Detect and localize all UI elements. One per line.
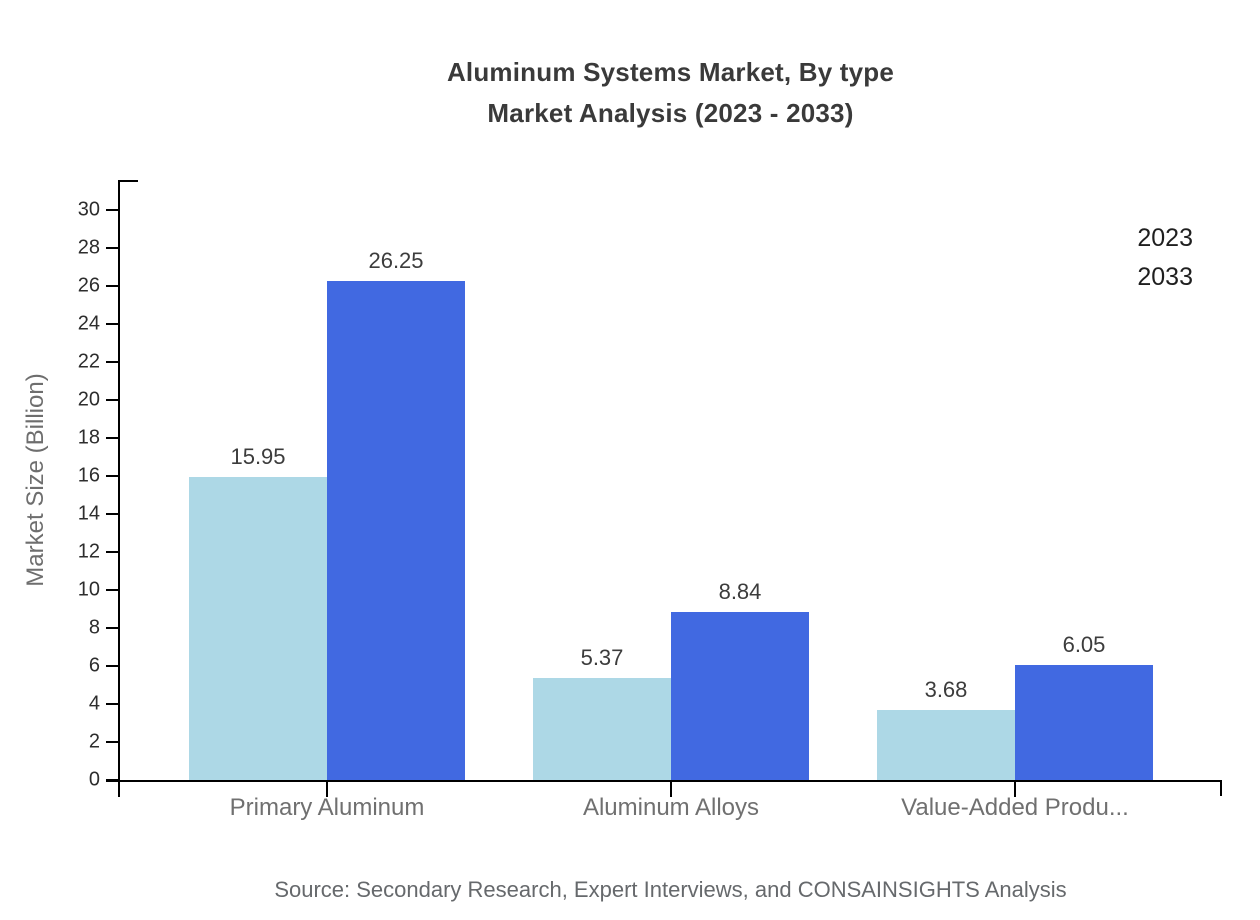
bar-2033-3 [1015,665,1153,780]
y-axis-line [118,180,120,797]
x-tick [1014,782,1016,797]
x-axis-end-cap [1220,780,1222,796]
y-tick-label: 26 [77,274,100,297]
y-tick-label: 10 [77,578,100,601]
y-tick-label: 22 [77,350,100,373]
y-tick-label: 6 [88,654,100,677]
y-tick-label: 0 [88,768,100,791]
y-tick-label: 14 [77,502,100,525]
chart-title-line1: Aluminum Systems Market, By type [446,57,895,87]
y-tick-label: 8 [88,616,100,639]
y-tick [106,247,118,249]
y-tick [106,627,118,629]
y-tick-label: 18 [77,426,100,449]
y-tick-label: 4 [88,692,100,715]
bar-value-label: 15.95 [230,444,286,469]
legend-label-2023: 2023 [1137,224,1193,252]
y-tick [106,703,118,705]
y-tick-label: 30 [77,198,100,221]
bar-value-label: 5.37 [580,645,624,670]
bar-2023-1 [189,477,327,780]
y-tick [106,475,118,477]
x-category-label: Aluminum Alloys [582,794,760,821]
x-axis-line [106,780,1222,782]
y-tick [106,551,118,553]
y-tick-label: 2 [88,730,100,753]
x-tick [670,782,672,797]
y-tick [106,513,118,515]
bar-2033-2 [671,612,809,780]
bar-2033-1 [327,281,465,780]
y-axis-top-cap [118,180,138,182]
x-category-label: Primary Aluminum [229,794,425,821]
bar-value-label: 3.68 [924,677,968,702]
y-tick [106,437,118,439]
y-tick-label: 28 [77,236,100,259]
y-tick [106,665,118,667]
y-tick [106,209,118,211]
y-tick-label: 16 [77,464,100,487]
chart-title-line2: Market Analysis (2023 - 2033) [487,98,854,128]
bar-2023-3 [877,710,1015,780]
y-tick [106,779,118,781]
y-tick [106,589,118,591]
chart-title: Aluminum Systems Market, By type Market … [119,52,1222,134]
y-tick [106,399,118,401]
y-tick-label: 20 [77,388,100,411]
x-category-label: Value-Added Produ... [901,794,1129,821]
bar-value-label: 6.05 [1062,632,1106,657]
y-tick-label: 12 [77,540,100,563]
bar-value-label: 8.84 [718,579,762,604]
bar-2023-2 [533,678,671,780]
y-tick [106,285,118,287]
source-note: Source: Secondary Research, Expert Inter… [274,877,1067,902]
y-tick-label: 24 [77,312,100,335]
y-tick [106,323,118,325]
x-tick [326,782,328,797]
y-tick [106,741,118,743]
legend-label-2033: 2033 [1137,263,1193,291]
y-tick [106,361,118,363]
bar-value-label: 26.25 [368,248,424,273]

§ §

* [SET PROBLEM]: Please quote the records above verbatim, leaving out the pictures.

* [WRITTEN RESPONSE]:
Detect and localize all UI elements. One per line.
bar-2033-3 [1015,665,1153,780]
y-axis-line [118,180,120,797]
x-tick [1014,782,1016,797]
x-axis-end-cap [1220,780,1222,796]
y-tick-label: 26 [77,274,100,297]
y-tick-label: 10 [77,578,100,601]
y-tick-label: 22 [77,350,100,373]
y-tick-label: 6 [88,654,100,677]
y-tick-label: 0 [88,768,100,791]
y-tick-label: 14 [77,502,100,525]
chart-title-line1: Aluminum Systems Market, By type [446,57,895,87]
y-tick-label: 8 [88,616,100,639]
y-tick [106,247,118,249]
y-tick [106,627,118,629]
y-tick-label: 18 [77,426,100,449]
y-tick-label: 4 [88,692,100,715]
bar-value-label: 15.95 [230,444,286,469]
legend-label-2023: 2023 [1137,224,1193,252]
y-tick [106,703,118,705]
y-tick-label: 30 [77,198,100,221]
bar-value-label: 5.37 [580,645,624,670]
bar-2023-1 [189,477,327,780]
y-tick [106,475,118,477]
x-category-label: Aluminum Alloys [582,794,760,821]
x-axis-line [106,780,1222,782]
y-tick [106,551,118,553]
y-tick-label: 2 [88,730,100,753]
x-tick [670,782,672,797]
y-tick [106,513,118,515]
bar-2033-2 [671,612,809,780]
bar-2033-1 [327,281,465,780]
y-axis-top-cap [118,180,138,182]
x-category-label: Primary Aluminum [229,794,425,821]
bar-value-label: 3.68 [924,677,968,702]
y-tick [106,437,118,439]
y-tick-label: 28 [77,236,100,259]
y-tick [106,665,118,667]
y-tick [106,209,118,211]
y-tick-label: 16 [77,464,100,487]
chart-title-line2: Market Analysis (2023 - 2033) [487,98,854,128]
bar-2023-3 [877,710,1015,780]
y-tick [106,779,118,781]
y-tick [106,589,118,591]
chart-title: Aluminum Systems Market, By type Market … [119,52,1222,134]
y-tick [106,399,118,401]
y-tick-label: 20 [77,388,100,411]
x-category-label: Value-Added Produ... [901,794,1129,821]
bar-value-label: 6.05 [1062,632,1106,657]
y-tick-label: 12 [77,540,100,563]
bar-value-label: 8.84 [718,579,762,604]
bar-2023-2 [533,678,671,780]
y-tick [106,285,118,287]
source-note: Source: Secondary Research, Expert Inter… [274,877,1067,902]
y-tick-label: 24 [77,312,100,335]
y-tick [106,323,118,325]
x-tick [326,782,328,797]
y-tick [106,741,118,743]
legend-label-2033: 2033 [1137,263,1193,291]
y-tick [106,361,118,363]
bar-value-label: 26.25 [368,248,424,273]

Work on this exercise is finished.